*EXERCISE:* Below are records; copy every line in them that holds the word "DISTANCES".

*Entries taken from a collection:*
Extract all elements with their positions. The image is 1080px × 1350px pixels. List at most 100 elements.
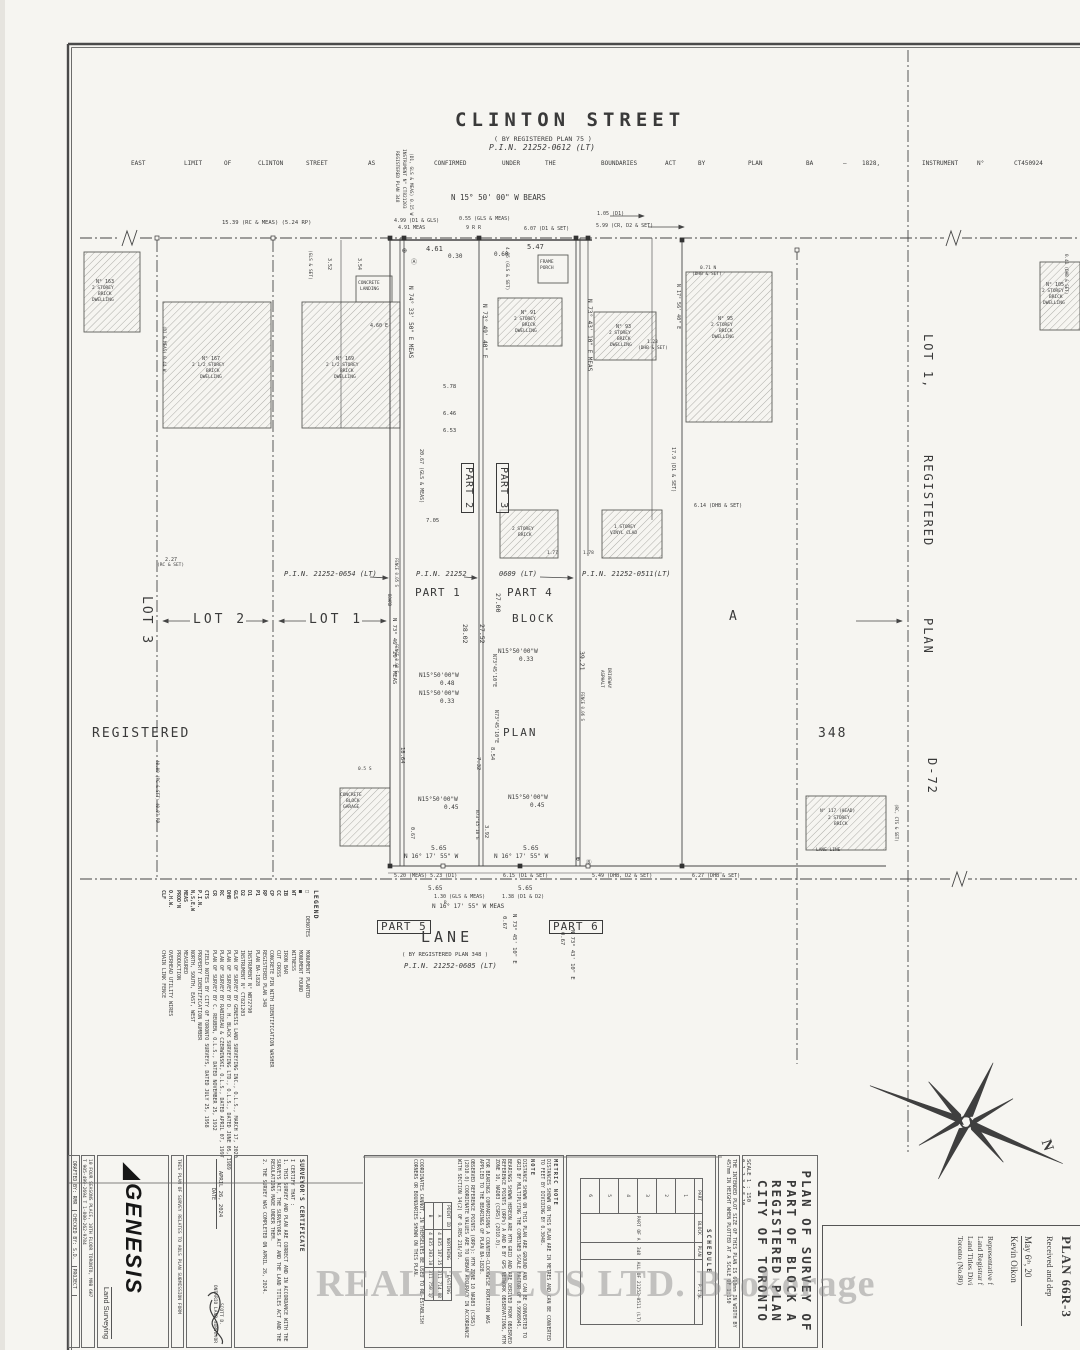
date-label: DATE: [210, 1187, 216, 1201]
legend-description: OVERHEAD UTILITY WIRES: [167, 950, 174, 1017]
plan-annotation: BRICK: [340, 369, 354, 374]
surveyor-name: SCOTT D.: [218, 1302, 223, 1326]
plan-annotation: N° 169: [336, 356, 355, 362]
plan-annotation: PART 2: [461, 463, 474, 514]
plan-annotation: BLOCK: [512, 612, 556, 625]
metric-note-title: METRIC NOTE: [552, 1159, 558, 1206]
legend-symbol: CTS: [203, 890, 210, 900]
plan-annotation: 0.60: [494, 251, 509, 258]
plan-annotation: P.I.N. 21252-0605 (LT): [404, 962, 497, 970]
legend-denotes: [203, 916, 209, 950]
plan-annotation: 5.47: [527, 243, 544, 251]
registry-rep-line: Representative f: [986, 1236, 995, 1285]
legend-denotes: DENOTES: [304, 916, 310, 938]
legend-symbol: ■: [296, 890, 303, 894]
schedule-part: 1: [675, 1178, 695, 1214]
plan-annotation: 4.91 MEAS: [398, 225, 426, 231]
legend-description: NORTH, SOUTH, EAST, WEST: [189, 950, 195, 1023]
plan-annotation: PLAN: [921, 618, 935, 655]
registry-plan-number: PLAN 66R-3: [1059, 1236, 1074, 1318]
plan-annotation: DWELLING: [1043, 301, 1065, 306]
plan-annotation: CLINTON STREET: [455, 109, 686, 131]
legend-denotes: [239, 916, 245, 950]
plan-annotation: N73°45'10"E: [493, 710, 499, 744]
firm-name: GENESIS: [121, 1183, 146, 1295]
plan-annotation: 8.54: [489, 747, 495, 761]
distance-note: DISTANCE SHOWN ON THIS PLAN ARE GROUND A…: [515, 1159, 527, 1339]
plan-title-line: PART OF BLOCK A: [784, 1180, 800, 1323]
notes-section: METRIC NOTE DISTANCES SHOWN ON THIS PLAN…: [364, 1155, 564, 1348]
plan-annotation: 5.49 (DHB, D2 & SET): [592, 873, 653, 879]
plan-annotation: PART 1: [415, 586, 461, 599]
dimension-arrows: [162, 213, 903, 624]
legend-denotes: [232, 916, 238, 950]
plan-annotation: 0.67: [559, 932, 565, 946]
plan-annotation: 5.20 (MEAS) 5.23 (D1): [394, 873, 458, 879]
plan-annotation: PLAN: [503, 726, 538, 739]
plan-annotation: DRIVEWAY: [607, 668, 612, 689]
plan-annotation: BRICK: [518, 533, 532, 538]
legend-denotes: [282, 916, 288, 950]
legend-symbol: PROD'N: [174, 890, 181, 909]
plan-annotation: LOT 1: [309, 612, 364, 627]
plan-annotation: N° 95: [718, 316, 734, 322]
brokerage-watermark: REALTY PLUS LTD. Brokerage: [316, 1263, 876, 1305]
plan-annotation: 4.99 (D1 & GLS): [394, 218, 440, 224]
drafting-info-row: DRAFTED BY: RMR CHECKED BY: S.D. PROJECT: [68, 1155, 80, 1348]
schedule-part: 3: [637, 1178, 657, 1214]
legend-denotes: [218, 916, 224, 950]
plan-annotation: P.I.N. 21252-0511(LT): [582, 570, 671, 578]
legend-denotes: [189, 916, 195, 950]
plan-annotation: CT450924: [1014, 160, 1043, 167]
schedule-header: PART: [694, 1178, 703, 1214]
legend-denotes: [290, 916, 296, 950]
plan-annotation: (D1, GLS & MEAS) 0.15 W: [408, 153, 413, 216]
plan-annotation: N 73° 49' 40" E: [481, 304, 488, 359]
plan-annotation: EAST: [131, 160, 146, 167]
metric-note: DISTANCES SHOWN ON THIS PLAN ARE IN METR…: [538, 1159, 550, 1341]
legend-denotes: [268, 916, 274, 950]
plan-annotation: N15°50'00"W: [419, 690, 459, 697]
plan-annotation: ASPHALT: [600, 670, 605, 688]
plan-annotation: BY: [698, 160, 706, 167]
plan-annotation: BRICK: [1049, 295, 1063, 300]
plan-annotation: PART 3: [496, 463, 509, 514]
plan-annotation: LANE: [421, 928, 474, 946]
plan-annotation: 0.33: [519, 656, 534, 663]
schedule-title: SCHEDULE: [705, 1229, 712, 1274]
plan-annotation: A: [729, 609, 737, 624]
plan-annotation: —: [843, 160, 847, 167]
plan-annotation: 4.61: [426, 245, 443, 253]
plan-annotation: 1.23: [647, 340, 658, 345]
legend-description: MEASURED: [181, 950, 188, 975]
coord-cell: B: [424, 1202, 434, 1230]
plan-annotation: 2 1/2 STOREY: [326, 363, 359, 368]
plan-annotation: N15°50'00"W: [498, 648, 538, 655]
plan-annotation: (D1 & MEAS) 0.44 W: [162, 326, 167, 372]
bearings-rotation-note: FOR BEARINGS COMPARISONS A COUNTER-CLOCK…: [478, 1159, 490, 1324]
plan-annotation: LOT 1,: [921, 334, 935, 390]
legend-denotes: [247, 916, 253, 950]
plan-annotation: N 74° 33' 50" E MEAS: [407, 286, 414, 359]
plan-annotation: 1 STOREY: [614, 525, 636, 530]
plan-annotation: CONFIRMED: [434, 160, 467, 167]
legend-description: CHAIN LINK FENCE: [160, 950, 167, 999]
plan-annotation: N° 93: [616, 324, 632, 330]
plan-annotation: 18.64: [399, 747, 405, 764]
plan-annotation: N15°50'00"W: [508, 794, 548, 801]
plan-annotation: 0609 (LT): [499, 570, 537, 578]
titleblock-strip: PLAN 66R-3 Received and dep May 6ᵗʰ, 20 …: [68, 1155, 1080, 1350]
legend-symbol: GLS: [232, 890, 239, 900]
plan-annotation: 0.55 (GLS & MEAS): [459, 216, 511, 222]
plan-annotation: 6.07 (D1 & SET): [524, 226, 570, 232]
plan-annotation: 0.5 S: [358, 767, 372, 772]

*OUTPUT OF THE EXERCISE:*
notes-section: METRIC NOTE DISTANCES SHOWN ON THIS PLAN…: [364, 1155, 564, 1348]
metric-note: DISTANCES SHOWN ON THIS PLAN ARE IN METR…: [538, 1159, 550, 1341]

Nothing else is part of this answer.